[Saved entries]
+--

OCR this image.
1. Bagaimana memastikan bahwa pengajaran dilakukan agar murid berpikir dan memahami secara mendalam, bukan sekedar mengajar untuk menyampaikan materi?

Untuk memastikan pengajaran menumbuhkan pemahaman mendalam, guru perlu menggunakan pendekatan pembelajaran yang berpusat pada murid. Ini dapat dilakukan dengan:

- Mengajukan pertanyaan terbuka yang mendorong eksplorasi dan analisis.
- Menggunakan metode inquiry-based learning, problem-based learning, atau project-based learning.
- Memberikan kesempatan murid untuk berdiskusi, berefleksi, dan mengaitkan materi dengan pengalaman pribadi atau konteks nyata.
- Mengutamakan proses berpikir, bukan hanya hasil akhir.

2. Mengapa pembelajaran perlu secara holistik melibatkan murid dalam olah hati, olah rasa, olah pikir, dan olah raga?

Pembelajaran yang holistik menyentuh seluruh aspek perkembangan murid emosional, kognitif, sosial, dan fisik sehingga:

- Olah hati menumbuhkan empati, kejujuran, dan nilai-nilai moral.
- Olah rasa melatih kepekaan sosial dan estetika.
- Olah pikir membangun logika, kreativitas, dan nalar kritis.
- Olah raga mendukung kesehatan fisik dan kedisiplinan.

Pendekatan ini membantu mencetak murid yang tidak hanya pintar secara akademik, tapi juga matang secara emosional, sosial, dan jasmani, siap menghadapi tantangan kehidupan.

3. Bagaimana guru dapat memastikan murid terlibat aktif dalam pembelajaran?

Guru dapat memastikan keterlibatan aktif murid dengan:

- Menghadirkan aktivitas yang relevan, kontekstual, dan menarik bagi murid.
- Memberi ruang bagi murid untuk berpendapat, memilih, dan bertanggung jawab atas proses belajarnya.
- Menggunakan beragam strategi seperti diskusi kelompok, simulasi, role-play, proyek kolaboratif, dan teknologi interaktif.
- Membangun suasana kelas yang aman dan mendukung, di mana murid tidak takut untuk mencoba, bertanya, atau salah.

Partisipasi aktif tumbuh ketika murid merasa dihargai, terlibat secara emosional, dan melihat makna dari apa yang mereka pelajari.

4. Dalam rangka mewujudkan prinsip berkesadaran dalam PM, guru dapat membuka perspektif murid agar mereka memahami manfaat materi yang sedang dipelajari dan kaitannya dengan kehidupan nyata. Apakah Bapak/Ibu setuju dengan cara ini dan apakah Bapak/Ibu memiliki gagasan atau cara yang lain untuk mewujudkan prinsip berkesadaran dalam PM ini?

+--

Filter the data for the string "perlu" and copy every line that has it.

Result of this task:
Untuk memastikan pengajaran menumbuhkan pemahaman mendalam, guru perlu menggunakan pendekatan pembelajaran yang berpusat pada murid. Ini dapat dilakukan dengan:
2. Mengapa pembelajaran perlu secara holistik melibatkan murid dalam olah hati, olah rasa, olah pikir, dan olah raga?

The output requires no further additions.